[Collection entries]
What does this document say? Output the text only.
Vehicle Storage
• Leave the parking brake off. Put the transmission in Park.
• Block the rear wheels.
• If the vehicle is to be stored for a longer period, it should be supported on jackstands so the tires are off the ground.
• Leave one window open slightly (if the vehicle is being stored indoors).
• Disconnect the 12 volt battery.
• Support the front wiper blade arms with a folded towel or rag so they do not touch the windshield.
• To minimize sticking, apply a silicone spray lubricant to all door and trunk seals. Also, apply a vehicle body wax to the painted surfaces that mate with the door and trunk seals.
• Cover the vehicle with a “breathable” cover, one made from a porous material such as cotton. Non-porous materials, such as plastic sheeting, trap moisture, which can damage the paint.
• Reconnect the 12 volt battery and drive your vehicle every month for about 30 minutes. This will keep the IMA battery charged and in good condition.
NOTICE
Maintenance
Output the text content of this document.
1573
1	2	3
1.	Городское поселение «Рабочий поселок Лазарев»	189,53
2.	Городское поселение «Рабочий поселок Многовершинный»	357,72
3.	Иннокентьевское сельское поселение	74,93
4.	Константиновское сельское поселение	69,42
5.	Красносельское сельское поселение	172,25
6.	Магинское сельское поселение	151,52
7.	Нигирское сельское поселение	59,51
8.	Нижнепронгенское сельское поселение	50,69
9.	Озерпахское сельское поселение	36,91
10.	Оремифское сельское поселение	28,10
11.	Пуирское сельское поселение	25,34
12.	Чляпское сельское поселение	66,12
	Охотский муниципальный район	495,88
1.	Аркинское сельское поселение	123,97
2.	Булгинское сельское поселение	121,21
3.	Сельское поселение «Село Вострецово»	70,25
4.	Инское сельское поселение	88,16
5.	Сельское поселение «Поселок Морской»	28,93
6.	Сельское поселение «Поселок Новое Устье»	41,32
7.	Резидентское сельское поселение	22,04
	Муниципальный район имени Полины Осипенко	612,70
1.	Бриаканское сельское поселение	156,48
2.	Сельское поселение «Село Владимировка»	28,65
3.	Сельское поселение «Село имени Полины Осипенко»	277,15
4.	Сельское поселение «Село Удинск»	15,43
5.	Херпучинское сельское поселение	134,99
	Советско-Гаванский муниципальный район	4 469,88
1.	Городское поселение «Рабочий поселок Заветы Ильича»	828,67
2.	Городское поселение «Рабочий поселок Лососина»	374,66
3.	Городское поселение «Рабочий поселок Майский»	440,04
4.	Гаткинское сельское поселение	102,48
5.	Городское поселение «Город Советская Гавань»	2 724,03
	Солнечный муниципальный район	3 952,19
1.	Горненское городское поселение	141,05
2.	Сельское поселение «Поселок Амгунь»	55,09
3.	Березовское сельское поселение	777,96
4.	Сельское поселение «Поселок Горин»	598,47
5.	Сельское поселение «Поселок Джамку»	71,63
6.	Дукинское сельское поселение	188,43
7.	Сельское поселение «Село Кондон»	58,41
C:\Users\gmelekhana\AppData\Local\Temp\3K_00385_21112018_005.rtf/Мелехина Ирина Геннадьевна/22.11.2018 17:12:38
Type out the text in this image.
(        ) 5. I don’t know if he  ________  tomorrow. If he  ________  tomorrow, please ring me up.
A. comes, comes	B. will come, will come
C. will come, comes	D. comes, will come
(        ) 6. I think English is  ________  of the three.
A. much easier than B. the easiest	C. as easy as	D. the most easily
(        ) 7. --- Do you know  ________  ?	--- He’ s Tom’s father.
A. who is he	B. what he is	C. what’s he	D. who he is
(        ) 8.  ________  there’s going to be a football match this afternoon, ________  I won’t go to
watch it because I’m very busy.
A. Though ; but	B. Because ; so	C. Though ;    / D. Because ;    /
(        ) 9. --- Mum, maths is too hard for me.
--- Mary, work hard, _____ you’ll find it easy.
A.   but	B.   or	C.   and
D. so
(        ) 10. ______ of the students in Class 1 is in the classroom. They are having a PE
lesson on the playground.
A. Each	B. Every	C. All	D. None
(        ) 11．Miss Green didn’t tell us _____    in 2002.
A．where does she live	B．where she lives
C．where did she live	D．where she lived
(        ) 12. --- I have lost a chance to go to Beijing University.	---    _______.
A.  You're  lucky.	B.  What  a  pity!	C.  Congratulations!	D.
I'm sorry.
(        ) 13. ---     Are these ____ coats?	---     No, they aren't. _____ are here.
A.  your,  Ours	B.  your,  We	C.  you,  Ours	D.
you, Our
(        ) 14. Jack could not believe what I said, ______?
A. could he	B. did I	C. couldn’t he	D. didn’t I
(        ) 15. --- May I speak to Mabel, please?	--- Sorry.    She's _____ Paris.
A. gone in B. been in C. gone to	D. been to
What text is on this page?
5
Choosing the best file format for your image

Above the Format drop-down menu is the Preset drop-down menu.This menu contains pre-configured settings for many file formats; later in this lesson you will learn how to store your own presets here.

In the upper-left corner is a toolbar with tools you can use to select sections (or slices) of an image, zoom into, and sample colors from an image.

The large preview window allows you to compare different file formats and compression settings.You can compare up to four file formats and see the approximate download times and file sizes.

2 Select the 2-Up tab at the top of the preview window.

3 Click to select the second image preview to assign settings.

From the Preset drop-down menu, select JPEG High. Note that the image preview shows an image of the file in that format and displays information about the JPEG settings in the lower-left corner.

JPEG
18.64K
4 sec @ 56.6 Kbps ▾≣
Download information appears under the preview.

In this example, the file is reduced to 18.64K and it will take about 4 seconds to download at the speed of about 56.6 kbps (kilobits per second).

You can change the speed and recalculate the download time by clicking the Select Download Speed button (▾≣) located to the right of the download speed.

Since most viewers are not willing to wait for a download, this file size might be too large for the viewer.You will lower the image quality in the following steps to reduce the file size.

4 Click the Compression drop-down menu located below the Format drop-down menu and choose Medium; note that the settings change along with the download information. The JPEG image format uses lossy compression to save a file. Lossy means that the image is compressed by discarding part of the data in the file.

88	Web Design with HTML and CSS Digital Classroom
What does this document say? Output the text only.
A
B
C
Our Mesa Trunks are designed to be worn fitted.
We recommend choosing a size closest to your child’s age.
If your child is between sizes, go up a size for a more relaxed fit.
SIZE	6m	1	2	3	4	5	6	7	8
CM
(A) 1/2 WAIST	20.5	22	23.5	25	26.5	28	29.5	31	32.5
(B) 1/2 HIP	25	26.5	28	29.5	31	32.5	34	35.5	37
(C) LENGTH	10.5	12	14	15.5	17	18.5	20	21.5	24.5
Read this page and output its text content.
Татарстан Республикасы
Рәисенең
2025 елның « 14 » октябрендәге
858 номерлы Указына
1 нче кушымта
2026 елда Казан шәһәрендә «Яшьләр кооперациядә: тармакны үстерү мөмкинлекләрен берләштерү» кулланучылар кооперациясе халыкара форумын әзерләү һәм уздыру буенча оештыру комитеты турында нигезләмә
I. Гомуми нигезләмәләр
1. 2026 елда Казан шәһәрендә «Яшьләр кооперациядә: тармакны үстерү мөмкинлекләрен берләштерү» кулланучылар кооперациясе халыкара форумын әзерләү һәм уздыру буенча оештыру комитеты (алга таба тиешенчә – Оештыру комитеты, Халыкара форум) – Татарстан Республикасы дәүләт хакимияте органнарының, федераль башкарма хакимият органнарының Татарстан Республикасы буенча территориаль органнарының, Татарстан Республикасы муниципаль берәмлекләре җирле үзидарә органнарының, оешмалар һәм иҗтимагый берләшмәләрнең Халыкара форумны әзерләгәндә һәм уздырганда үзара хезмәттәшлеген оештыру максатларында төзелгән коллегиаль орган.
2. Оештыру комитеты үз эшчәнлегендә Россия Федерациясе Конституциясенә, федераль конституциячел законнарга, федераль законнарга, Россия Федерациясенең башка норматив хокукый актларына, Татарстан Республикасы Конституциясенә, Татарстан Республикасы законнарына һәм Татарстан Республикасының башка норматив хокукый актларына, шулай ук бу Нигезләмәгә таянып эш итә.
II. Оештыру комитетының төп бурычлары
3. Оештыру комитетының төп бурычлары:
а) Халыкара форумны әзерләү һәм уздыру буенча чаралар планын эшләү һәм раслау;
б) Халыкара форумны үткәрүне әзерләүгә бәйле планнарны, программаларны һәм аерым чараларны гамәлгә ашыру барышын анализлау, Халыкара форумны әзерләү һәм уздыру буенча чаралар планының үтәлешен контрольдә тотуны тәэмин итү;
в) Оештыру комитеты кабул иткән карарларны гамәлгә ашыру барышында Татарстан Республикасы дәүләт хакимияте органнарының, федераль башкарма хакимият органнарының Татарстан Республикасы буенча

**WHAT YOU NEED TO DO:**
Search the data for the word "please" and copy each line where it appears.

**CORRECT ANSWER:**
(        ) 5. I don’t know if he  ________  tomorrow. If he  ________  tomorrow, please ring me up.
(        ) 15. --- May I speak to Mabel, please?	--- Sorry.    She's _____ Paris.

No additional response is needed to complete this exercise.